[Task objective] List each line of the data that holds the string "baby".

╔══

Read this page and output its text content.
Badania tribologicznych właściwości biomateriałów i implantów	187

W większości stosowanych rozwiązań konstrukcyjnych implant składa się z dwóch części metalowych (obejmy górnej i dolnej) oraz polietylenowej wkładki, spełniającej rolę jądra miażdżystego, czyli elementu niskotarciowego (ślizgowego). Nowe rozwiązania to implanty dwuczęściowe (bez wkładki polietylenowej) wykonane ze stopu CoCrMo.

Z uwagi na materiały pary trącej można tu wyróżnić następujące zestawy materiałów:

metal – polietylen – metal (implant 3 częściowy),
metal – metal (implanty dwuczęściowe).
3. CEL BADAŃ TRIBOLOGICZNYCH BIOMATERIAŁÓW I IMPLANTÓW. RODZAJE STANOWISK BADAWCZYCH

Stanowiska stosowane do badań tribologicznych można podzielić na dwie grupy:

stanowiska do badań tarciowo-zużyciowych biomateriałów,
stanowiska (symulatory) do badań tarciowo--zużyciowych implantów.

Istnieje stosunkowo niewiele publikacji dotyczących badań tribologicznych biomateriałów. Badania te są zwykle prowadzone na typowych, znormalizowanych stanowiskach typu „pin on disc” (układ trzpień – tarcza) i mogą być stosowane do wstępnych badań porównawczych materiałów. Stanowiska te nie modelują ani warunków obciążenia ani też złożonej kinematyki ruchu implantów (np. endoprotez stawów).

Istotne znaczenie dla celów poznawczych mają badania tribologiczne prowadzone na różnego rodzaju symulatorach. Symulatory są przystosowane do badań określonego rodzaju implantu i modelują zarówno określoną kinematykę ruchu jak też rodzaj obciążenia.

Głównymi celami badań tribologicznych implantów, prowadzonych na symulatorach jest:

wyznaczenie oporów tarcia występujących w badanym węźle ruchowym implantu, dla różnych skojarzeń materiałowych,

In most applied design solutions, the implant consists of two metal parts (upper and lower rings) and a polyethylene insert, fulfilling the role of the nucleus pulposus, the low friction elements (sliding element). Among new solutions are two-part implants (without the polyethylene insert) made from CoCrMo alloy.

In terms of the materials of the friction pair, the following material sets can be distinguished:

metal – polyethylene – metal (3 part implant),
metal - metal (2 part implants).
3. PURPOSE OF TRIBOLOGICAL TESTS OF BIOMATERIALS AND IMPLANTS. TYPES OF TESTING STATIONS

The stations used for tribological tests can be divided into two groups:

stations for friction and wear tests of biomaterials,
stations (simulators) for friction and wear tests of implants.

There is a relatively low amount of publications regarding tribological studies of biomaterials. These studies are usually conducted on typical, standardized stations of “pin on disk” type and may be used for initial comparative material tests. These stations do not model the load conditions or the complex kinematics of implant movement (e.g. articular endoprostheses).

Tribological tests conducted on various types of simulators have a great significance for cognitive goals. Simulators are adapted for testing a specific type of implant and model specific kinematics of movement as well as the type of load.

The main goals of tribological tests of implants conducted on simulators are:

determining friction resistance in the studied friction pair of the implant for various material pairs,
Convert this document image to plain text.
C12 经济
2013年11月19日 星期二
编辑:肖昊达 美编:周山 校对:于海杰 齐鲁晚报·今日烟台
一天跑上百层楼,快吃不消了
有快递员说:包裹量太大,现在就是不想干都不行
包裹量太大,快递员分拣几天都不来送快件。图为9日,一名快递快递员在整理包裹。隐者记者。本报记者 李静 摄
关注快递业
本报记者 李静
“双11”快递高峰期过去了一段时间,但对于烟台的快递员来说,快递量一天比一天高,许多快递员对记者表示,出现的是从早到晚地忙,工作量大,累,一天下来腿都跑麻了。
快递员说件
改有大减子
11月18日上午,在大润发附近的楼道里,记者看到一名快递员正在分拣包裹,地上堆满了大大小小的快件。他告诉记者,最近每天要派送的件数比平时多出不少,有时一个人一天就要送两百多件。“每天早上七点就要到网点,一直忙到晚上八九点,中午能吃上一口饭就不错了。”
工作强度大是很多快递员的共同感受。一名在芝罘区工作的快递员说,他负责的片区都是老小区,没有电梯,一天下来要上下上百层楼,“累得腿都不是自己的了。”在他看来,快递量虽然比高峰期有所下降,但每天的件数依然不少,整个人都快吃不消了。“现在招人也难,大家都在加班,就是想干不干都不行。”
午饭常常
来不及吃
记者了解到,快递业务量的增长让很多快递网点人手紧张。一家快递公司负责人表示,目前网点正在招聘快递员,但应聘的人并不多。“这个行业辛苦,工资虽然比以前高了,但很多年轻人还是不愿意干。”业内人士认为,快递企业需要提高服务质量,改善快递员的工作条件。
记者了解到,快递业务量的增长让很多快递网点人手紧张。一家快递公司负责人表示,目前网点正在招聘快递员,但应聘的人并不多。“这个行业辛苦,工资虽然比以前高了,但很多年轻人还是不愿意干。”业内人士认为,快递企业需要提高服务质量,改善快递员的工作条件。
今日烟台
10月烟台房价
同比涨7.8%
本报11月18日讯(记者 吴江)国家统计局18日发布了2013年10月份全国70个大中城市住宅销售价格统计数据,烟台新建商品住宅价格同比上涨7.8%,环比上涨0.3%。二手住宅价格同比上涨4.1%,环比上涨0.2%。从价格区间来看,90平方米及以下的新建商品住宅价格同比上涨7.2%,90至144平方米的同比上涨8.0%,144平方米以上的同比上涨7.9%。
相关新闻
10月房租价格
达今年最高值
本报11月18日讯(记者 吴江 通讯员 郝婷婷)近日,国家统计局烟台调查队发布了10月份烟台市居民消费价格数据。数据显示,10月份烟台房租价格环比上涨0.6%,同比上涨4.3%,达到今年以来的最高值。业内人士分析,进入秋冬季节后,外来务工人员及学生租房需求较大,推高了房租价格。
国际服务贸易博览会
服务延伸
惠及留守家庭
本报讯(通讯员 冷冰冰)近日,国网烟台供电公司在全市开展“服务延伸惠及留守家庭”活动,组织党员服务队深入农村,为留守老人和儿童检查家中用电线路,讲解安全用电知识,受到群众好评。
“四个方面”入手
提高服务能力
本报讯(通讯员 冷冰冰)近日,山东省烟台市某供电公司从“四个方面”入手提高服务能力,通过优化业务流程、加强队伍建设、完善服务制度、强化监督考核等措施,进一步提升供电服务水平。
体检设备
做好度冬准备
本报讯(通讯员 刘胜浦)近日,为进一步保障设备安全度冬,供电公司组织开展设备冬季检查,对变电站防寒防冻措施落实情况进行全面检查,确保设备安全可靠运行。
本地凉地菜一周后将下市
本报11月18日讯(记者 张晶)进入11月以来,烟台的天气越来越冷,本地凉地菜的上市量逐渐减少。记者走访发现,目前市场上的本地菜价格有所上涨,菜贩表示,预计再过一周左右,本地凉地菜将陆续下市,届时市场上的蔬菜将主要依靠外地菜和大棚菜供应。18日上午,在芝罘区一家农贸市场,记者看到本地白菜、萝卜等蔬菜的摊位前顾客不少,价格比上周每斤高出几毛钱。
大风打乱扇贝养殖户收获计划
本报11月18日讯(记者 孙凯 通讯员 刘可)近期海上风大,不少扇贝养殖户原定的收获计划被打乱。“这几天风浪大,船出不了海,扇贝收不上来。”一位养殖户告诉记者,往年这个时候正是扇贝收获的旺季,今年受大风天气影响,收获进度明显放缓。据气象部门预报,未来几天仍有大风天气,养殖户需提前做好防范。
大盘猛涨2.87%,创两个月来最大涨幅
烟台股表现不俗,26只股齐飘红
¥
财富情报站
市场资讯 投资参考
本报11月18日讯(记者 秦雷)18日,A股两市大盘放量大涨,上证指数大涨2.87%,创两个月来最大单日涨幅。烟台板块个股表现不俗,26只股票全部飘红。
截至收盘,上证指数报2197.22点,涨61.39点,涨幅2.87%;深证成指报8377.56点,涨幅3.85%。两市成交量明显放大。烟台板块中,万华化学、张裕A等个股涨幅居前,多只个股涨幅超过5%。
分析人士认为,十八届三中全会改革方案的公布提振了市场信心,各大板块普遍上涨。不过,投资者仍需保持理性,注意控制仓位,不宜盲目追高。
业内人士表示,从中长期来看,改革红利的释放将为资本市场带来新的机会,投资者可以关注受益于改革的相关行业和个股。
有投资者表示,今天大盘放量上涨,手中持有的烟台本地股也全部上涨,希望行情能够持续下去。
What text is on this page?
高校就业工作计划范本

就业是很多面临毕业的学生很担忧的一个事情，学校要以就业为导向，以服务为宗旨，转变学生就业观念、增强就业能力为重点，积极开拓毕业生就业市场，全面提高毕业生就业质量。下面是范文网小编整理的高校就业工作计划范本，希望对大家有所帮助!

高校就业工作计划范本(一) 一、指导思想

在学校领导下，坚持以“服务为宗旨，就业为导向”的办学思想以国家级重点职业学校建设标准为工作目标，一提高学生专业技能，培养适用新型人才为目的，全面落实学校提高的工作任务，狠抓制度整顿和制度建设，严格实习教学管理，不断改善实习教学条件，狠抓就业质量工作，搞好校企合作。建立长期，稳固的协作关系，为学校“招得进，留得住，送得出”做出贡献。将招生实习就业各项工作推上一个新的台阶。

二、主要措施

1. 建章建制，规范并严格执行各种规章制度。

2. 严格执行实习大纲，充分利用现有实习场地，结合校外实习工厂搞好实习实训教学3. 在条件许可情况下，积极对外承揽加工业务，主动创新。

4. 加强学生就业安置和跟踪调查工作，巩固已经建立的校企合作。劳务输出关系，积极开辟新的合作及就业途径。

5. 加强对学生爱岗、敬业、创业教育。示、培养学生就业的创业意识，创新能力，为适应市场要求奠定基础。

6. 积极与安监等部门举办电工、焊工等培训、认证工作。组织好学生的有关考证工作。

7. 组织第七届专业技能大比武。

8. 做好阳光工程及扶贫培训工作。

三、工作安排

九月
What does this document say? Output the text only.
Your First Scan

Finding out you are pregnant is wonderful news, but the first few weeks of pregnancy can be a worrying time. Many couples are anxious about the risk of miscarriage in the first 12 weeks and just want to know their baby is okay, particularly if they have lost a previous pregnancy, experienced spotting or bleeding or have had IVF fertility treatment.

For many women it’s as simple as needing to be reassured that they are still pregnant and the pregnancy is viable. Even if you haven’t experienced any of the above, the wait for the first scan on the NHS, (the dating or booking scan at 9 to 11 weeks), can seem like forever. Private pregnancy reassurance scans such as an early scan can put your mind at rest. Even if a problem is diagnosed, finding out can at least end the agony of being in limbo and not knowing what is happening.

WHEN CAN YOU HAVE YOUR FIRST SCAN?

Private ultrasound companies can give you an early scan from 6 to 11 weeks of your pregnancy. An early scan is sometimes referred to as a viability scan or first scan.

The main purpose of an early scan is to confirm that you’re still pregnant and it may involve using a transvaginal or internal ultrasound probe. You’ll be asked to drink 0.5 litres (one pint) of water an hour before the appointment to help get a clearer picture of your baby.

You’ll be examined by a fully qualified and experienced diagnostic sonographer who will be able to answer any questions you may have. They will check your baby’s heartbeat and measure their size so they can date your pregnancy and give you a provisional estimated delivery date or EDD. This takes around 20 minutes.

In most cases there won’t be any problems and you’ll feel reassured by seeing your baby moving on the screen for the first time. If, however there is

╚══

[Final result]
Finding out you are pregnant is wonderful news, but the first few weeks of pregnancy can be a worrying time. Many couples are anxious about the risk of miscarriage in the first 12 weeks and just want to know their baby is okay, particularly if they have lost a previous pregnancy, experienced spotting or bleeding or have had IVF fertility treatment.
The main purpose of an early scan is to confirm that you’re still pregnant and it may involve using a transvaginal or internal ultrasound probe. You’ll be asked to drink 0.5 litres (one pint) of water an hour before the appointment to help get a clearer picture of your baby.
You’ll be examined by a fully qualified and experienced diagnostic sonographer who will be able to answer any questions you may have. They will check your baby’s heartbeat and measure their size so they can date your pregnancy and give you a provisional estimated delivery date or EDD. This takes around 20 minutes.
In most cases there won’t be any problems and you’ll feel reassured by seeing your baby moving on the screen for the first time. If, however there is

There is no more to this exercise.